Copy every line that contains the string "precipitation" from the entries below.

:: Items from a figure collection ::

----

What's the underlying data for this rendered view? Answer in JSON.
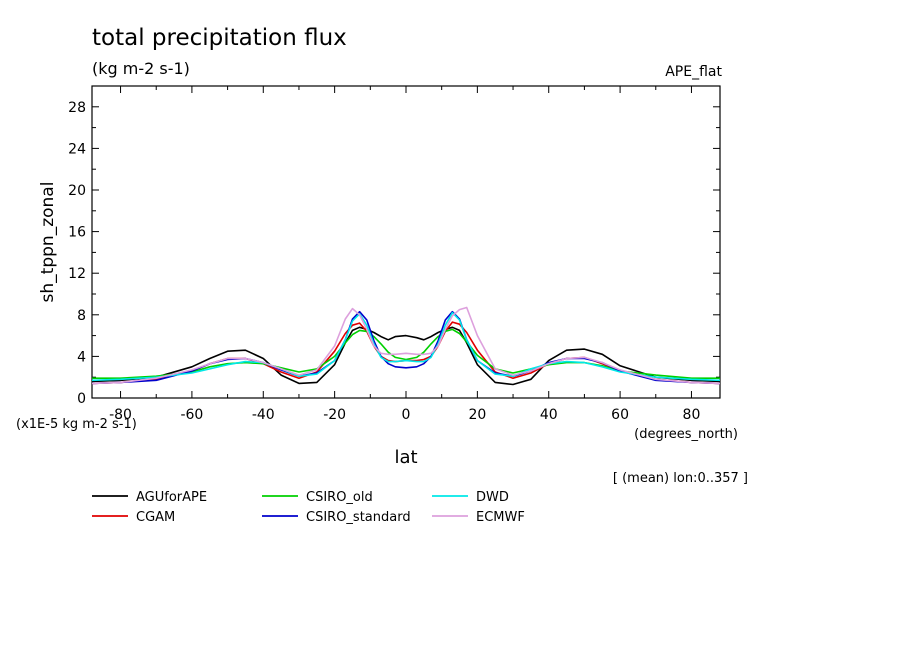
{
  "title": "total precipitation flux",
  "units_label": "(kg m-2 s-1)",
  "experiment": "APE_flat",
  "ylabel": "sh_tppn_zonal",
  "xlabel": "lat",
  "x_units": "(degrees_north)",
  "y_scale_note": "(x1E-5 kg m-2 s-1)",
  "mean_note": "[ (mean) lon:0..357 ]",
  "chart_data": {
    "type": "line",
    "title": "total precipitation flux",
    "xlabel": "lat",
    "ylabel": "sh_tppn_zonal",
    "xlim": [
      -88,
      88
    ],
    "ylim": [
      0,
      30
    ],
    "xticks": [
      -80,
      -60,
      -40,
      -20,
      0,
      20,
      40,
      60,
      80
    ],
    "yticks": [
      0,
      4,
      8,
      12,
      16,
      20,
      24,
      28
    ],
    "x": [
      -88,
      -80,
      -70,
      -60,
      -55,
      -50,
      -45,
      -40,
      -35,
      -30,
      -25,
      -20,
      -17,
      -15,
      -13,
      -11,
      -9,
      -7,
      -5,
      -3,
      0,
      3,
      5,
      7,
      9,
      11,
      13,
      15,
      17,
      20,
      25,
      30,
      35,
      40,
      45,
      50,
      55,
      60,
      70,
      80,
      88
    ],
    "series": [
      {
        "name": "AGUforAPE",
        "color": "#000000",
        "values": [
          1.6,
          1.7,
          2.0,
          3.0,
          3.8,
          4.5,
          4.6,
          3.8,
          2.2,
          1.4,
          1.5,
          3.2,
          5.3,
          6.5,
          6.8,
          6.6,
          6.3,
          5.9,
          5.6,
          5.9,
          6.0,
          5.8,
          5.6,
          5.9,
          6.3,
          6.6,
          6.8,
          6.5,
          5.3,
          3.2,
          1.5,
          1.3,
          1.8,
          3.6,
          4.6,
          4.7,
          4.2,
          3.1,
          2.0,
          1.7,
          1.6
        ]
      },
      {
        "name": "CGAM",
        "color": "#e00000",
        "values": [
          1.4,
          1.5,
          1.8,
          2.6,
          3.3,
          3.8,
          3.8,
          3.3,
          2.5,
          1.9,
          2.5,
          4.5,
          6.2,
          7.0,
          7.2,
          6.4,
          5.0,
          4.0,
          3.6,
          3.5,
          3.6,
          3.6,
          3.7,
          4.0,
          5.0,
          6.4,
          7.3,
          7.1,
          6.3,
          4.6,
          2.5,
          1.9,
          2.4,
          3.3,
          3.8,
          3.9,
          3.3,
          2.6,
          1.8,
          1.5,
          1.4
        ]
      },
      {
        "name": "CSIRO_old",
        "color": "#00d000",
        "values": [
          1.9,
          1.9,
          2.1,
          2.5,
          3.0,
          3.3,
          3.4,
          3.3,
          2.9,
          2.5,
          2.8,
          4.0,
          5.3,
          6.1,
          6.5,
          6.4,
          5.9,
          5.2,
          4.4,
          3.9,
          3.7,
          3.9,
          4.4,
          5.2,
          5.9,
          6.4,
          6.6,
          6.2,
          5.4,
          4.1,
          2.8,
          2.4,
          2.8,
          3.2,
          3.4,
          3.4,
          3.1,
          2.6,
          2.2,
          1.9,
          1.9
        ]
      },
      {
        "name": "CSIRO_standard",
        "color": "#0000cc",
        "values": [
          1.4,
          1.5,
          1.7,
          2.6,
          3.3,
          3.7,
          3.8,
          3.4,
          2.7,
          2.1,
          2.4,
          3.6,
          5.6,
          7.6,
          8.3,
          7.5,
          5.5,
          4.0,
          3.3,
          3.0,
          2.9,
          3.0,
          3.3,
          4.0,
          5.5,
          7.5,
          8.3,
          7.6,
          5.6,
          3.6,
          2.4,
          2.1,
          2.6,
          3.4,
          3.8,
          3.8,
          3.4,
          2.6,
          1.7,
          1.5,
          1.4
        ]
      },
      {
        "name": "DWD",
        "color": "#00e8e8",
        "values": [
          1.7,
          1.8,
          2.0,
          2.4,
          2.8,
          3.2,
          3.5,
          3.4,
          2.8,
          2.1,
          2.3,
          3.6,
          5.6,
          7.4,
          8.1,
          7.0,
          5.2,
          3.9,
          3.5,
          3.5,
          3.6,
          3.5,
          3.5,
          3.9,
          5.2,
          7.0,
          8.2,
          7.5,
          5.6,
          3.6,
          2.3,
          2.1,
          2.8,
          3.3,
          3.5,
          3.4,
          3.0,
          2.5,
          2.0,
          1.8,
          1.7
        ]
      },
      {
        "name": "ECMWF",
        "color": "#dda0dd",
        "values": [
          1.4,
          1.5,
          1.9,
          2.7,
          3.3,
          3.8,
          3.8,
          3.4,
          2.8,
          2.2,
          2.7,
          5.0,
          7.6,
          8.6,
          8.0,
          6.6,
          5.0,
          4.3,
          4.2,
          4.2,
          4.3,
          4.2,
          4.2,
          4.3,
          5.0,
          6.6,
          7.9,
          8.5,
          8.7,
          6.0,
          2.8,
          2.2,
          2.6,
          3.3,
          3.8,
          3.9,
          3.4,
          2.7,
          1.8,
          1.5,
          1.4
        ]
      }
    ]
  }
}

----

:: The answer ::
  "title": "total precipitation flux",
    "title": "total precipitation flux",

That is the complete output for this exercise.